- **Problem details**
Separate out the lines that hold "JSON".

- **Rows**
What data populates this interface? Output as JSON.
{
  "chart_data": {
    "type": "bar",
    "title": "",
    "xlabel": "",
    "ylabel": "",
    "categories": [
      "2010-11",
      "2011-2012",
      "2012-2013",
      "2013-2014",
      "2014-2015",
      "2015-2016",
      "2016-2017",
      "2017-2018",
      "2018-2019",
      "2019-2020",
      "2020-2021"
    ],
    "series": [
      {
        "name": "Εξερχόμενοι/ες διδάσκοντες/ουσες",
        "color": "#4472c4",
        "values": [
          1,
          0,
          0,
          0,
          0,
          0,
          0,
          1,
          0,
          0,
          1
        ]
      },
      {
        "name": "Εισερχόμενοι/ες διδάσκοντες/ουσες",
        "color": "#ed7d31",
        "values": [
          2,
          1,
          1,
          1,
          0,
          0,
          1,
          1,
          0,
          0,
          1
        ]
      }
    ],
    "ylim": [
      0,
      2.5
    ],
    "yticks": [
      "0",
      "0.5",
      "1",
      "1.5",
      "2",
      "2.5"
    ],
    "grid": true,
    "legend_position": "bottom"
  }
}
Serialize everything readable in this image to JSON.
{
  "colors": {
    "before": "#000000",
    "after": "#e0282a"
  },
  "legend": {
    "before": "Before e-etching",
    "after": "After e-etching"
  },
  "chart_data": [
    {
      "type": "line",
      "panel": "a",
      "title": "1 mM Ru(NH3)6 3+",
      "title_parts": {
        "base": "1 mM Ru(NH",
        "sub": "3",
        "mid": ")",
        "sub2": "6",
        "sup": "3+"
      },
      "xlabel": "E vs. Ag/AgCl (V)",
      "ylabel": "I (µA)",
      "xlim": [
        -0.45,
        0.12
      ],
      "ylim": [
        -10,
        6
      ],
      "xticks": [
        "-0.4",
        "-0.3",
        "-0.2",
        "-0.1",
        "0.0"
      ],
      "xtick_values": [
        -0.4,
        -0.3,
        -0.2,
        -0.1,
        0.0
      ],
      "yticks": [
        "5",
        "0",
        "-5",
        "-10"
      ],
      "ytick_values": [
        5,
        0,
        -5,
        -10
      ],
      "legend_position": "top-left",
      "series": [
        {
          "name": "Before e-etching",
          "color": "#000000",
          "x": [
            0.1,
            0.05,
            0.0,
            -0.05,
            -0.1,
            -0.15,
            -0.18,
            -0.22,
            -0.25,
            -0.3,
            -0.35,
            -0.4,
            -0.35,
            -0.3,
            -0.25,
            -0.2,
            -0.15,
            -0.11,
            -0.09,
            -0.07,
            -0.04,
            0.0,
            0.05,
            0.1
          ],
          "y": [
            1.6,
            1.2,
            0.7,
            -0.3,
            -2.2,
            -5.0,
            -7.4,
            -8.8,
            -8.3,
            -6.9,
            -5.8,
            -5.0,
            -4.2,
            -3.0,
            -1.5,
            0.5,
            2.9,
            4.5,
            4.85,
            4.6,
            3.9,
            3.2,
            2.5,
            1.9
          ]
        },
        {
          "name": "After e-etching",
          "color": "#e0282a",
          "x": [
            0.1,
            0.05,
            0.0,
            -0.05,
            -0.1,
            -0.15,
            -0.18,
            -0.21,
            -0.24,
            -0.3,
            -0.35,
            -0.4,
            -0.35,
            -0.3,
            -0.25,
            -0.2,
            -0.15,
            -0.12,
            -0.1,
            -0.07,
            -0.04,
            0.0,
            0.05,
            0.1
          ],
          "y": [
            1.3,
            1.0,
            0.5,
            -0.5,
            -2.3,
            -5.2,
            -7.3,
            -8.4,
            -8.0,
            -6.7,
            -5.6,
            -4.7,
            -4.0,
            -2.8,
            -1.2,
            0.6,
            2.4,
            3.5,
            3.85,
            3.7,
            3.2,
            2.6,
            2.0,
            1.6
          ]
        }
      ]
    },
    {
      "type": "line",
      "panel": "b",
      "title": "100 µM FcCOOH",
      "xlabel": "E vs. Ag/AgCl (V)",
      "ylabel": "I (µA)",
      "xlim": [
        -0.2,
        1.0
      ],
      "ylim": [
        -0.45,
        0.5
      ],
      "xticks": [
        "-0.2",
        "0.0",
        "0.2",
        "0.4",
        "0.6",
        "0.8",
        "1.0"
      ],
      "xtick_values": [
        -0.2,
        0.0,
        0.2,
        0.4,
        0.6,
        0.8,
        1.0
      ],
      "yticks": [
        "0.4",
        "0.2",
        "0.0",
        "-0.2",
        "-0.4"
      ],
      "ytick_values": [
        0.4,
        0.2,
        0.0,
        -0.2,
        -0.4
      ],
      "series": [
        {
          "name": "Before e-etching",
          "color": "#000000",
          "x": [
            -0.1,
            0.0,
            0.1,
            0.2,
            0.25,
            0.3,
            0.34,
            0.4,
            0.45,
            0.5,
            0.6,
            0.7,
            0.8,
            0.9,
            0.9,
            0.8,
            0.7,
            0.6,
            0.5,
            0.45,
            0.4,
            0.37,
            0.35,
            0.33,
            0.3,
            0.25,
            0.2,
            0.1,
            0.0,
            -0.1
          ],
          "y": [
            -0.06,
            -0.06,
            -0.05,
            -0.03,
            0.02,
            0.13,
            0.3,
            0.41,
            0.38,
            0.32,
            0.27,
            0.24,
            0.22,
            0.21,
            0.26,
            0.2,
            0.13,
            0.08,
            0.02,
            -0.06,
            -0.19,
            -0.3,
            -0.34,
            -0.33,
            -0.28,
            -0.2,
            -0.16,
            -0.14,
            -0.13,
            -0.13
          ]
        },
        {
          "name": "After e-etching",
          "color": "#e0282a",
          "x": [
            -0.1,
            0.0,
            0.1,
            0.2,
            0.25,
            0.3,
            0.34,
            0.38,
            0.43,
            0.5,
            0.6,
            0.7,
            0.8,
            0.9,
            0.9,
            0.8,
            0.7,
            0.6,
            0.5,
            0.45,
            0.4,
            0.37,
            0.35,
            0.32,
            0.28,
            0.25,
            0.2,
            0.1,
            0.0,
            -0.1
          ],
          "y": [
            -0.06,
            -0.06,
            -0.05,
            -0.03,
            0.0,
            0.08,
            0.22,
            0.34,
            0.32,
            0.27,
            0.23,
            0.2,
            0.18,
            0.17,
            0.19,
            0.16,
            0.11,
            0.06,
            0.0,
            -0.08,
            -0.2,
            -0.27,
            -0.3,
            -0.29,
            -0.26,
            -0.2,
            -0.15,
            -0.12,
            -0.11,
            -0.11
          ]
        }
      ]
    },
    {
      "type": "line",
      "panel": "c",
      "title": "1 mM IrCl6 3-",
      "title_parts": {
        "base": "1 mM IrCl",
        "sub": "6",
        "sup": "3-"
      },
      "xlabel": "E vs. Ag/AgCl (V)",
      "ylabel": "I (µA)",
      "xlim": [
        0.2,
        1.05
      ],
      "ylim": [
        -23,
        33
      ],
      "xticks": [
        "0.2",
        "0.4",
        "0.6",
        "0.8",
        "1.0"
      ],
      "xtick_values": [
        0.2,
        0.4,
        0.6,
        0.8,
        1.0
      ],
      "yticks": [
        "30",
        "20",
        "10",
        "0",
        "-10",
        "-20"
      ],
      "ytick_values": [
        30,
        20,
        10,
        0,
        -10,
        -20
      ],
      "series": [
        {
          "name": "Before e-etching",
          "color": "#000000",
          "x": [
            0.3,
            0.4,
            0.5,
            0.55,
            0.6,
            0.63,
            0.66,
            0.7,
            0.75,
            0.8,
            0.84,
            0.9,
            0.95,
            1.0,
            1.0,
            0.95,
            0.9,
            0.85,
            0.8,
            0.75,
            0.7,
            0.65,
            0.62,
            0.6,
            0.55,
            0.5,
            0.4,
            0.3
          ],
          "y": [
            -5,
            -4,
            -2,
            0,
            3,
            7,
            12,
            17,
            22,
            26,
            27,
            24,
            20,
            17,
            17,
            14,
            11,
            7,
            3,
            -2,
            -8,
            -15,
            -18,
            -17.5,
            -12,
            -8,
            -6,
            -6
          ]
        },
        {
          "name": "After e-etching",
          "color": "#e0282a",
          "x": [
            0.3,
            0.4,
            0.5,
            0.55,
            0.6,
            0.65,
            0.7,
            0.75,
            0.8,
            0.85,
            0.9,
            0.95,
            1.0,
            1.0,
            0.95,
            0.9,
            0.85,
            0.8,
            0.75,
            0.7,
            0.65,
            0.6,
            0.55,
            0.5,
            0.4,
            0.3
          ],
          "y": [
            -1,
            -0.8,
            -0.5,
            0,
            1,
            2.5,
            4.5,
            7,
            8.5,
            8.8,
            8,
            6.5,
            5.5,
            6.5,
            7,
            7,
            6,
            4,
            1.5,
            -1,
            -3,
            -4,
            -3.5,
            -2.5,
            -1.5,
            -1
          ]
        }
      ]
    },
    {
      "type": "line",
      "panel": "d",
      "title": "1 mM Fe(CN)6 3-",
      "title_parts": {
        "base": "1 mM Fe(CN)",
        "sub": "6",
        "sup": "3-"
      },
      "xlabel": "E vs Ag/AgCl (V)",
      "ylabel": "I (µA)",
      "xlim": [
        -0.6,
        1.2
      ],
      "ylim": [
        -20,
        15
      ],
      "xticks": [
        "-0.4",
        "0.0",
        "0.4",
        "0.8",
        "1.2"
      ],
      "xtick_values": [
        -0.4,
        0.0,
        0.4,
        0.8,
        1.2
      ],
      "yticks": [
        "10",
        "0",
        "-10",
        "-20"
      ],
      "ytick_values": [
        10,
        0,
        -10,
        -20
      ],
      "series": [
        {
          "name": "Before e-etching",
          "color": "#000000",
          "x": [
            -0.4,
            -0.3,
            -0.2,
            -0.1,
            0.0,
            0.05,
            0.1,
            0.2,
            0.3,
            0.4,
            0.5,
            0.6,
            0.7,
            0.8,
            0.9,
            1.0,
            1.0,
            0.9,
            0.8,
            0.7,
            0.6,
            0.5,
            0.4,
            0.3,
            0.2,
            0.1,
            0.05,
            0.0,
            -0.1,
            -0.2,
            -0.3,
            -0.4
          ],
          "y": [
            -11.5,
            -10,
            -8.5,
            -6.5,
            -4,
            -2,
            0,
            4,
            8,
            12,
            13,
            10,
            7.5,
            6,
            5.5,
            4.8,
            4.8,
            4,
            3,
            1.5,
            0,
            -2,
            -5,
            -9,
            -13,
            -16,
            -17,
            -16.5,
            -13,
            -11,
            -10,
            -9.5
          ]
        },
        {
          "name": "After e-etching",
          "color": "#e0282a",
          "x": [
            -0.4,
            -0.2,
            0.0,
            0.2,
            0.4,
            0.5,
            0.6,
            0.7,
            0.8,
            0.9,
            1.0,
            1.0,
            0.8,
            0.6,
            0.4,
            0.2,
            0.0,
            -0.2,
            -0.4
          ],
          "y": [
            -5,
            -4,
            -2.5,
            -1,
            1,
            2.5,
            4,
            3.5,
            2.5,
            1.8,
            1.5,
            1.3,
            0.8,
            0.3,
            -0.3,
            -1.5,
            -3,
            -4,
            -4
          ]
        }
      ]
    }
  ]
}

- **Complete output**
What data populates this interface? Output as JSON.
Serialize everything readable in this image to JSON.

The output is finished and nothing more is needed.